Element and region data
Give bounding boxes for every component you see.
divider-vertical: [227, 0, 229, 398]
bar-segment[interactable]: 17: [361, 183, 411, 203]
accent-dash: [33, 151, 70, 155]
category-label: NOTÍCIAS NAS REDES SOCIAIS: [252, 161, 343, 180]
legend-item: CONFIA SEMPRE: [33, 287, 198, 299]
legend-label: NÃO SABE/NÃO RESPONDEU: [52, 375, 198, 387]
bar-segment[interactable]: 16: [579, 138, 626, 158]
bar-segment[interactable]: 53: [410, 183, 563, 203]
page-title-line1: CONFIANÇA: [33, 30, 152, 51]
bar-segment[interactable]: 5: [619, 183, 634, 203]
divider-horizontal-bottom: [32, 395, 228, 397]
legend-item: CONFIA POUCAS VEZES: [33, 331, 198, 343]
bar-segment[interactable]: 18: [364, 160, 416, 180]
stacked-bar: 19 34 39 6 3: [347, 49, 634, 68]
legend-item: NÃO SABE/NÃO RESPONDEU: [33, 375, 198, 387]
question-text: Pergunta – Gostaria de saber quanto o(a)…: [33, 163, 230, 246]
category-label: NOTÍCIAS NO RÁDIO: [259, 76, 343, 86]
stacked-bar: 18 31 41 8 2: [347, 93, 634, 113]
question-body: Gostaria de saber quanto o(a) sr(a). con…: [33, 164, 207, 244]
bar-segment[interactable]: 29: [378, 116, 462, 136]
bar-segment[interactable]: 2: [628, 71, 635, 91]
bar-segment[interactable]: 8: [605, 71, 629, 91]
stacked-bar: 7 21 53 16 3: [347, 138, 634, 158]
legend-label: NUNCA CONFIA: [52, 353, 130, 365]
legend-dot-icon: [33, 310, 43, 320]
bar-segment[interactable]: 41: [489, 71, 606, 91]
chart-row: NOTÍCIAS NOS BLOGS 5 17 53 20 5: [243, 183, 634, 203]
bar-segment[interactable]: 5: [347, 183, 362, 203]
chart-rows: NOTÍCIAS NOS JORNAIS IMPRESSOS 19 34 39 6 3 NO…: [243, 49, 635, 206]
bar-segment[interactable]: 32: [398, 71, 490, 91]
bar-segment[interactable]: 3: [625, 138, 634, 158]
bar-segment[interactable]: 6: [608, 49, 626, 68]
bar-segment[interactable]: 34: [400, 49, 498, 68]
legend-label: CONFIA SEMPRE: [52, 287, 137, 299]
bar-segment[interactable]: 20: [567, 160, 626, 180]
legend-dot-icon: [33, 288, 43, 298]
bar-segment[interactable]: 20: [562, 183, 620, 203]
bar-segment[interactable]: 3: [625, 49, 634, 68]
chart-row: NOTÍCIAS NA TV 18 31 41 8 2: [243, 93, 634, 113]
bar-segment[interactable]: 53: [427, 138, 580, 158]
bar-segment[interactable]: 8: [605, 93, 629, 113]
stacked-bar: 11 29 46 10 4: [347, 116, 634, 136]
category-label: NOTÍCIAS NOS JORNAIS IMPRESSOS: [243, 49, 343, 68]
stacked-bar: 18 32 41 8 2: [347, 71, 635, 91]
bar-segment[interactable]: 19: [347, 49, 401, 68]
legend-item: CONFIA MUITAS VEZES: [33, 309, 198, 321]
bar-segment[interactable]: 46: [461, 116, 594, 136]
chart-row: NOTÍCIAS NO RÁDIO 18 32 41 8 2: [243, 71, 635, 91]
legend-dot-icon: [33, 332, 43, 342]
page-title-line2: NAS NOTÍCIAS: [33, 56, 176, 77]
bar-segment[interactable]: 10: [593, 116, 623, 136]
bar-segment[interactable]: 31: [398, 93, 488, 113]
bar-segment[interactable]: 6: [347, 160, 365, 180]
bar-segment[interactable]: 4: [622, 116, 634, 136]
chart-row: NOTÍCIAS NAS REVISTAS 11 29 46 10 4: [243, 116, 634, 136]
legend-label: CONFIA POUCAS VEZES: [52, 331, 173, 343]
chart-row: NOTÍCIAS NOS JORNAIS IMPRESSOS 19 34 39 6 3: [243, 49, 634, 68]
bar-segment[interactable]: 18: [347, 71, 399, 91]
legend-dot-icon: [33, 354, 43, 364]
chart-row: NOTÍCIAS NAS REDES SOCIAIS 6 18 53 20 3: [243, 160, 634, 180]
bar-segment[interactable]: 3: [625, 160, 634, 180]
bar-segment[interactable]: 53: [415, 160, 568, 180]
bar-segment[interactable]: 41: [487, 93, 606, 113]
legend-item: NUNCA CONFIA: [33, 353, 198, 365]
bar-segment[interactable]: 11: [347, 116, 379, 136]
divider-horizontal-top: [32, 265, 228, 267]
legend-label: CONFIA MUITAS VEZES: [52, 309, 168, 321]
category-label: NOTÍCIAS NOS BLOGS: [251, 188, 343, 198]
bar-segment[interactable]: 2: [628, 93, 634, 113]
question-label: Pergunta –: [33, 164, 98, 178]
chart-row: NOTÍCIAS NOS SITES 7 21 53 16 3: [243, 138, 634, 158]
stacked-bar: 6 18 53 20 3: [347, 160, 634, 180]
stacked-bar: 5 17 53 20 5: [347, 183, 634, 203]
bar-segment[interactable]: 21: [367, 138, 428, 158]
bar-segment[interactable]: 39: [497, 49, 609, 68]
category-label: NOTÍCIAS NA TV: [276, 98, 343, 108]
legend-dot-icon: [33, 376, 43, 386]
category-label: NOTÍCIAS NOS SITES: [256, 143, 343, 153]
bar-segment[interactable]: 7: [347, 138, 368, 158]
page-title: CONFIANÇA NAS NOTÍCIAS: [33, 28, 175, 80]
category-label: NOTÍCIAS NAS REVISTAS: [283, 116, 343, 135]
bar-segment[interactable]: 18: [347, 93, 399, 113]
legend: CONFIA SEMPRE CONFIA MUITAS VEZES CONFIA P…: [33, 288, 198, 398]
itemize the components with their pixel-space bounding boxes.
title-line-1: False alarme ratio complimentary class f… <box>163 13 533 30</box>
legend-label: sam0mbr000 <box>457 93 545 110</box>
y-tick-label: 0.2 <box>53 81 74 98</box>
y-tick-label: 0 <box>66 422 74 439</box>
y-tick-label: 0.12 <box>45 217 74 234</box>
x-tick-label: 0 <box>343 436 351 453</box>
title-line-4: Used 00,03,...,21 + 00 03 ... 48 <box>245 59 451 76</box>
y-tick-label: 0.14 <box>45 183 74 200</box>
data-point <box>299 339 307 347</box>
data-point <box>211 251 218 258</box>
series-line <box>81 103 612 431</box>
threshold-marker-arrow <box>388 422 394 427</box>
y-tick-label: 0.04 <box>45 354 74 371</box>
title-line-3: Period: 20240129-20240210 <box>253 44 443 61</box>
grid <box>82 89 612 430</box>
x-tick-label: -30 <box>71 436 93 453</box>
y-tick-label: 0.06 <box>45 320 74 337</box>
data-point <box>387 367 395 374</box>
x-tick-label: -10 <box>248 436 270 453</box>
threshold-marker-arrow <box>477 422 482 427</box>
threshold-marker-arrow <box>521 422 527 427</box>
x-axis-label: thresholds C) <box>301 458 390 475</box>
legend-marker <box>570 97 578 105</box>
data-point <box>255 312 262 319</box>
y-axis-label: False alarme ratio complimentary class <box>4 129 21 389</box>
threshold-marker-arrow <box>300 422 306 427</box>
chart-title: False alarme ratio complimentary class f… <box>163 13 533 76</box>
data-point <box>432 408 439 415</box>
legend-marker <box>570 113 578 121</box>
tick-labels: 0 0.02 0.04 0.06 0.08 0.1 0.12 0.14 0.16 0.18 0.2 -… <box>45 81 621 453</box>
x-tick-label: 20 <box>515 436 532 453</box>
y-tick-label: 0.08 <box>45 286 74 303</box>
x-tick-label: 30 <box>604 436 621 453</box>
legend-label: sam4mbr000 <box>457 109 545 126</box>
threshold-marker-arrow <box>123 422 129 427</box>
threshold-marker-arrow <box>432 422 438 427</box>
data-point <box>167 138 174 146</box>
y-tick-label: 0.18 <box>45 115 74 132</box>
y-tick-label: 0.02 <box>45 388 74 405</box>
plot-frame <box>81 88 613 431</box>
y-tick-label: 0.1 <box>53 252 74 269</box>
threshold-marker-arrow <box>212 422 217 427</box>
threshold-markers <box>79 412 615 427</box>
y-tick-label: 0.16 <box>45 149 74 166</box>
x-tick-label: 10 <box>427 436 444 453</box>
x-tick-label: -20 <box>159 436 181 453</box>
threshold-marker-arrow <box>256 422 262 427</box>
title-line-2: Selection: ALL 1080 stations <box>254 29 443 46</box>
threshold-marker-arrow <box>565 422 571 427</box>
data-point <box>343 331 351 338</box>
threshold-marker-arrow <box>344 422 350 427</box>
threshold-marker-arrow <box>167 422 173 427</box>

Task statement:
Copy the lines of the material from its first line through the line containing "bar-segment[interactable]: 3: [625, 138, 634, 158]", including both, and reproduce each one unchanged.

Finished task:
Give bounding boxes for every component you see.
divider-vertical: [227, 0, 229, 398]
bar-segment[interactable]: 17: [361, 183, 411, 203]
accent-dash: [33, 151, 70, 155]
category-label: NOTÍCIAS NAS REDES SOCIAIS: [252, 161, 343, 180]
legend-item: CONFIA SEMPRE: [33, 287, 198, 299]
legend-label: NÃO SABE/NÃO RESPONDEU: [52, 375, 198, 387]
bar-segment[interactable]: 16: [579, 138, 626, 158]
bar-segment[interactable]: 53: [410, 183, 563, 203]
page-title-line1: CONFIANÇA: [33, 30, 152, 51]
bar-segment[interactable]: 5: [619, 183, 634, 203]
divider-horizontal-bottom: [32, 395, 228, 397]
legend-item: CONFIA POUCAS VEZES: [33, 331, 198, 343]
bar-segment[interactable]: 18: [364, 160, 416, 180]
stacked-bar: 19 34 39 6 3: [347, 49, 634, 68]
legend-item: NÃO SABE/NÃO RESPONDEU: [33, 375, 198, 387]
question-text: Pergunta – Gostaria de saber quanto o(a)…: [33, 163, 230, 246]
category-label: NOTÍCIAS NO RÁDIO: [259, 76, 343, 86]
stacked-bar: 18 31 41 8 2: [347, 93, 634, 113]
question-body: Gostaria de saber quanto o(a) sr(a). con…: [33, 164, 207, 244]
bar-segment[interactable]: 29: [378, 116, 462, 136]
bar-segment[interactable]: 2: [628, 71, 635, 91]
bar-segment[interactable]: 8: [605, 71, 629, 91]
stacked-bar: 7 21 53 16 3: [347, 138, 634, 158]
legend-label: NUNCA CONFIA: [52, 353, 130, 365]
legend-dot-icon: [33, 310, 43, 320]
bar-segment[interactable]: 41: [489, 71, 606, 91]
chart-row: NOTÍCIAS NOS BLOGS 5 17 53 20 5: [243, 183, 634, 203]
bar-segment[interactable]: 5: [347, 183, 362, 203]
chart-rows: NOTÍCIAS NOS JORNAIS IMPRESSOS 19 34 39 6 3 NO…: [243, 49, 635, 206]
bar-segment[interactable]: 32: [398, 71, 490, 91]
bar-segment[interactable]: 3: [625, 138, 634, 158]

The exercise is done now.